▸ THE EXERCISE: Among the following entries, count the lines that contain "Tool" and report only the result.

[Collected data]

[start]

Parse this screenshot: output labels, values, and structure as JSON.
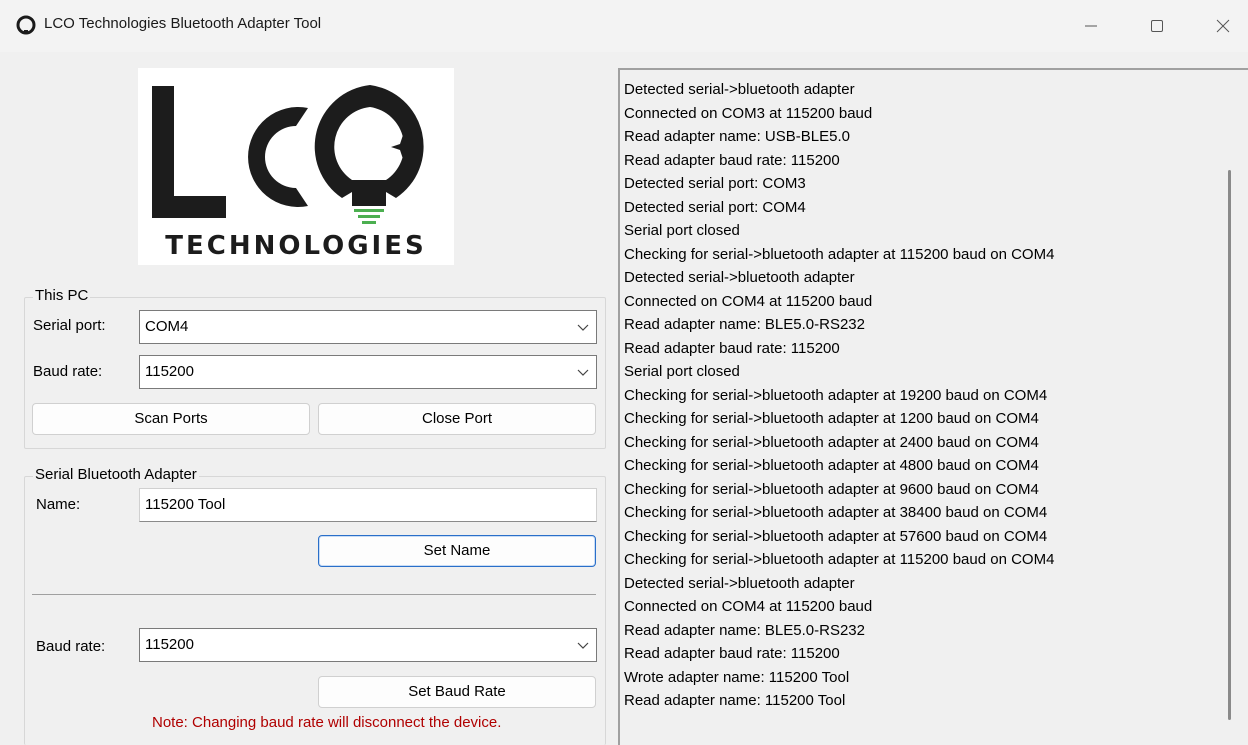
{
  "window": {
    "title": "LCO Technologies Bluetooth Adapter Tool",
    "minimize_glyph": "—",
    "maximize_glyph": "☐",
    "close_glyph": "✕"
  },
  "logo": {
    "wordmark": "LCO",
    "subtitle": "TECHNOLOGIES",
    "accent_color": "#4caf50"
  },
  "this_pc": {
    "group_title": "This PC",
    "serial_port_label": "Serial port:",
    "serial_port_value": "COM4",
    "baud_rate_label": "Baud rate:",
    "baud_rate_value": "115200",
    "scan_ports_label": "Scan Ports",
    "close_port_label": "Close Port"
  },
  "adapter": {
    "group_title": "Serial Bluetooth Adapter",
    "name_label": "Name:",
    "name_value": "115200 Tool",
    "set_name_label": "Set Name",
    "baud_rate_label": "Baud rate:",
    "baud_rate_value": "115200",
    "set_baud_label": "Set Baud Rate",
    "note": "Note: Changing baud rate will disconnect the device."
  },
  "log": {
    "lines": [
      "Detected serial->bluetooth adapter",
      "Connected on COM3 at 115200 baud",
      "Read adapter name: USB-BLE5.0",
      "Read adapter baud rate: 115200",
      "Detected serial port: COM3",
      "Detected serial port: COM4",
      "Serial port closed",
      "Checking for serial->bluetooth adapter at 115200 baud on COM4",
      "Detected serial->bluetooth adapter",
      "Connected on COM4 at 115200 baud",
      "Read adapter name: BLE5.0-RS232",
      "Read adapter baud rate: 115200",
      "Serial port closed",
      "Checking for serial->bluetooth adapter at 19200 baud on COM4",
      "Checking for serial->bluetooth adapter at 1200 baud on COM4",
      "Checking for serial->bluetooth adapter at 2400 baud on COM4",
      "Checking for serial->bluetooth adapter at 4800 baud on COM4",
      "Checking for serial->bluetooth adapter at 9600 baud on COM4",
      "Checking for serial->bluetooth adapter at 38400 baud on COM4",
      "Checking for serial->bluetooth adapter at 57600 baud on COM4",
      "Checking for serial->bluetooth adapter at 115200 baud on COM4",
      "Detected serial->bluetooth adapter",
      "Connected on COM4 at 115200 baud",
      "Read adapter name: BLE5.0-RS232",
      "Read adapter baud rate: 115200",
      "Wrote adapter name: 115200 Tool",
      "Read adapter name: 115200 Tool"
    ]
  }
}
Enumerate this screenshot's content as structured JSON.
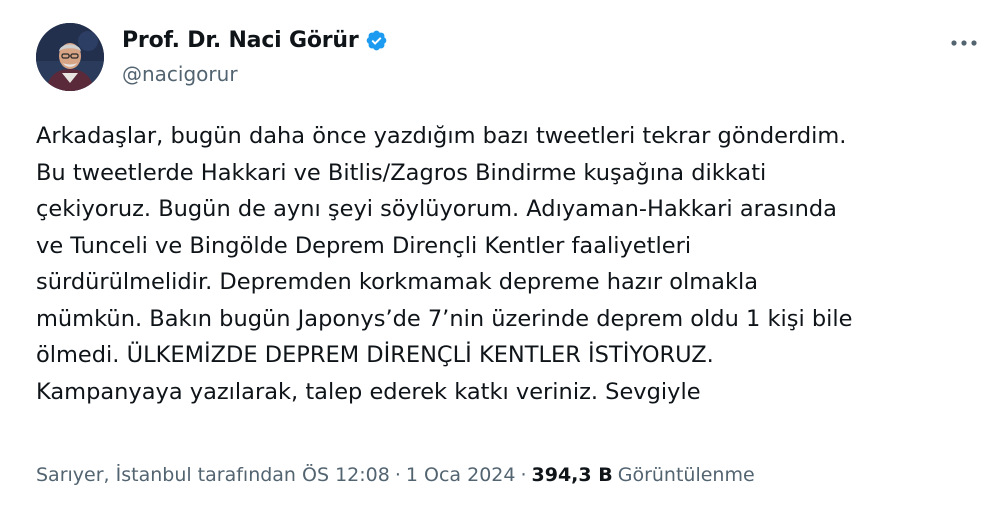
{
  "author": {
    "name": "Prof. Dr. Naci Görür",
    "handle": "@nacigorur",
    "verified": true,
    "verified_color": "#1d9bf0"
  },
  "tweet": {
    "lines": [
      "Arkadaşlar, bugün daha önce yazdığım bazı tweetleri tekrar gönderdim.",
      "Bu tweetlerde Hakkari ve Bitlis/Zagros Bindirme kuşağına dikkati",
      "çekiyoruz. Bugün de aynı şeyi söylüyorum. Adıyaman-Hakkari arasında",
      "ve Tunceli ve Bingölde Deprem Dirençli Kentler faaliyetleri",
      "sürdürülmelidir. Depremden korkmamak depreme hazır olmakla",
      "mümkün. Bakın  bugün Japonys’de 7’nin üzerinde deprem oldu 1 kişi bile",
      "ölmedi. ÜLKEMİZDE DEPREM DİRENÇLİ KENTLER İSTİYORUZ.",
      "Kampanyaya yazılarak, talep ederek katkı veriniz. Sevgiyle"
    ]
  },
  "meta": {
    "location": "Sarıyer, İstanbul tarafından",
    "time": "ÖS 12:08",
    "separator": "·",
    "date": "1 Oca 2024",
    "views_count": "394,3 B",
    "views_label": "Görüntülenme"
  },
  "icons": {
    "verified": "verified-badge-icon",
    "more": "more-dots-icon"
  },
  "colors": {
    "text": "#0f1419",
    "secondary": "#536471",
    "accent": "#1d9bf0"
  }
}
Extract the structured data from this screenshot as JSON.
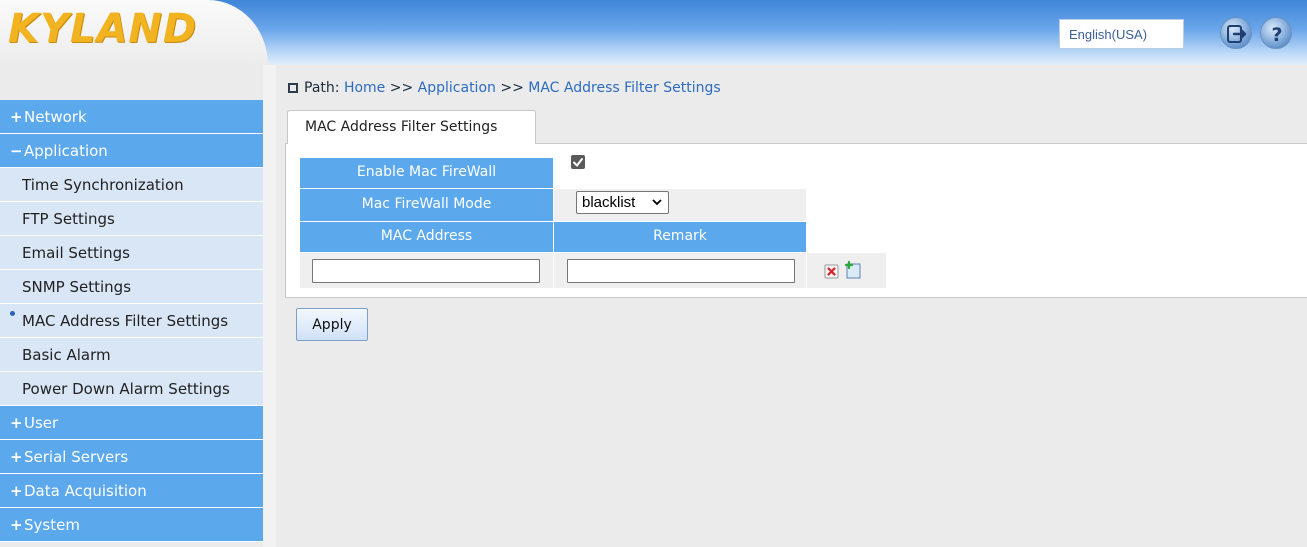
{
  "header": {
    "logo_text": "KYLAND",
    "language": "English(USA)",
    "icons": [
      "logout-icon",
      "help-icon"
    ]
  },
  "sidebar": {
    "items": [
      {
        "type": "group",
        "symbol": "+",
        "label": "Network"
      },
      {
        "type": "group",
        "symbol": "−",
        "label": "Application"
      },
      {
        "type": "sub",
        "label": "Time Synchronization"
      },
      {
        "type": "sub",
        "label": "FTP Settings"
      },
      {
        "type": "sub",
        "label": "Email Settings"
      },
      {
        "type": "sub",
        "label": "SNMP Settings"
      },
      {
        "type": "sub",
        "label": "MAC Address Filter Settings",
        "active": true
      },
      {
        "type": "sub",
        "label": "Basic Alarm"
      },
      {
        "type": "sub",
        "label": "Power Down Alarm Settings"
      },
      {
        "type": "group",
        "symbol": "+",
        "label": "User"
      },
      {
        "type": "group",
        "symbol": "+",
        "label": "Serial Servers"
      },
      {
        "type": "group",
        "symbol": "+",
        "label": "Data Acquisition"
      },
      {
        "type": "group",
        "symbol": "+",
        "label": "System"
      }
    ]
  },
  "breadcrumb": {
    "prefix": "Path:",
    "home": "Home",
    "sep": ">>",
    "section": "Application",
    "page": "MAC Address Filter Settings"
  },
  "tab": {
    "label": "MAC Address Filter Settings"
  },
  "form": {
    "enable_label": "Enable Mac FireWall",
    "enable_checked": true,
    "mode_label": "Mac FireWall Mode",
    "mode_value": "blacklist",
    "col_mac": "MAC Address",
    "col_remark": "Remark",
    "mac_value": "",
    "remark_value": "",
    "row_icons": [
      "delete-row-icon",
      "add-row-icon"
    ]
  },
  "apply_label": "Apply",
  "colors": {
    "accent": "#5ba8ec",
    "sub_bg": "#d9e6f6",
    "link": "#2d6cbf",
    "logo": "#f2b320"
  }
}
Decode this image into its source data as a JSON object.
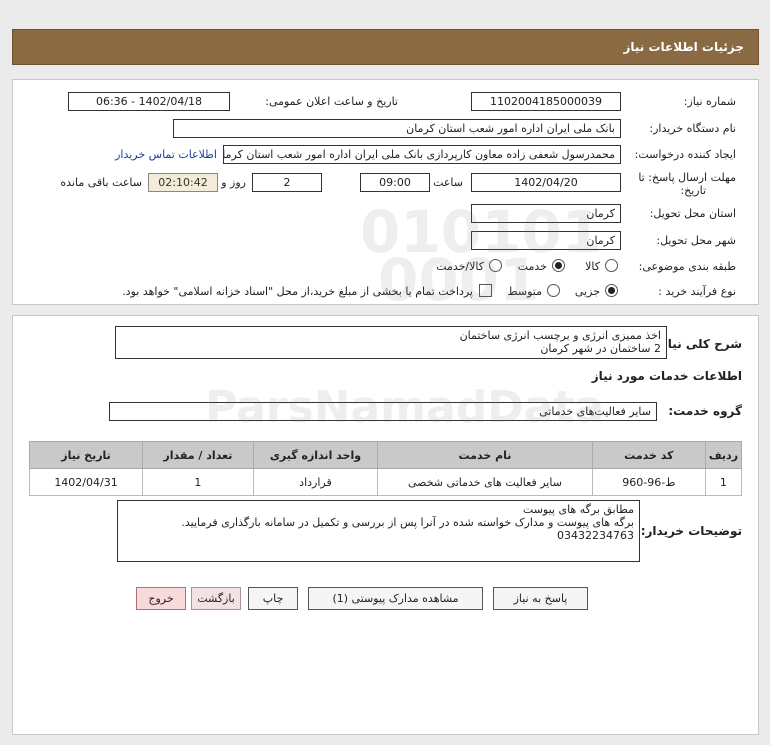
{
  "header": {
    "title": "جزئیات اطلاعات نیاز"
  },
  "form": {
    "need_number_label": "شماره نیاز:",
    "need_number": "1102004185000039",
    "announce_label": "تاریخ و ساعت اعلان عمومی:",
    "announce_value": "1402/04/18 - 06:36",
    "buyer_org_label": "نام دستگاه خریدار:",
    "buyer_org": "بانک ملی ایران اداره امور شعب استان کرمان",
    "creator_label": "ایجاد کننده درخواست:",
    "creator": "محمدرسول شعفی زاده معاون کارپردازی بانک ملی ایران اداره امور شعب استان کرمان",
    "contact_link": "اطلاعات تماس خریدار",
    "deadline_label_1": "مهلت ارسال پاسخ: تا",
    "deadline_label_2": "تاریخ:",
    "deadline_date": "1402/04/20",
    "time_label": "ساعت",
    "deadline_time": "09:00",
    "days_value": "2",
    "days_label": "روز و",
    "remaining_time": "02:10:42",
    "remaining_label": "ساعت باقی مانده",
    "province_label": "استان محل تحویل:",
    "province": "کرمان",
    "city_label": "شهر محل تحویل:",
    "city": "کرمان",
    "category_label": "طبقه بندی موضوعی:",
    "category_options": [
      "کالا",
      "خدمت",
      "کالا/خدمت"
    ],
    "category_selected": "خدمت",
    "purchase_type_label": "نوع فرآیند خرید :",
    "purchase_options": [
      "جزیی",
      "متوسط"
    ],
    "purchase_selected": "جزیی",
    "payment_note": "پرداخت تمام یا بخشی از مبلغ خرید،از محل \"اسناد خزانه اسلامی\" خواهد بود."
  },
  "description": {
    "label": "شرح کلی نیاز:",
    "text": "اخذ ممیزی انرژی و برچسب انرژی ساختمان\n2 ساختمان در شهر کرمان"
  },
  "services": {
    "section_title": "اطلاعات خدمات مورد نیاز",
    "group_label": "گروه خدمت:",
    "group_value": "سایر فعالیت‌های خدماتی",
    "columns": [
      "ردیف",
      "کد خدمت",
      "نام خدمت",
      "واحد اندازه گیری",
      "تعداد / مقدار",
      "تاریخ نیاز"
    ],
    "rows": [
      [
        "1",
        "ط-96-960",
        "سایر فعالیت های خدماتی شخصی",
        "قرارداد",
        "1",
        "1402/04/31"
      ]
    ]
  },
  "buyer_notes": {
    "label": "توضیحات خریدار:",
    "text": "مطابق برگه های پیوست\nبرگه های پیوست و مدارک خواسته شده در آنرا پس از بررسی و تکمیل در سامانه بارگذاری فرمایید.\n03432234763"
  },
  "buttons": {
    "reply": "پاسخ به نیاز",
    "attachments": "مشاهده مدارک پیوستی (1)",
    "print": "چاپ",
    "back": "بازگشت",
    "exit": "خروج"
  },
  "colors": {
    "header_bg": "#8a6a43",
    "link": "#1a3fa6",
    "table_header": "#c9c9c9",
    "timer_bg": "#f2ecd8"
  }
}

[end]

▸ ANSWER TO THIS EXERCISE: 4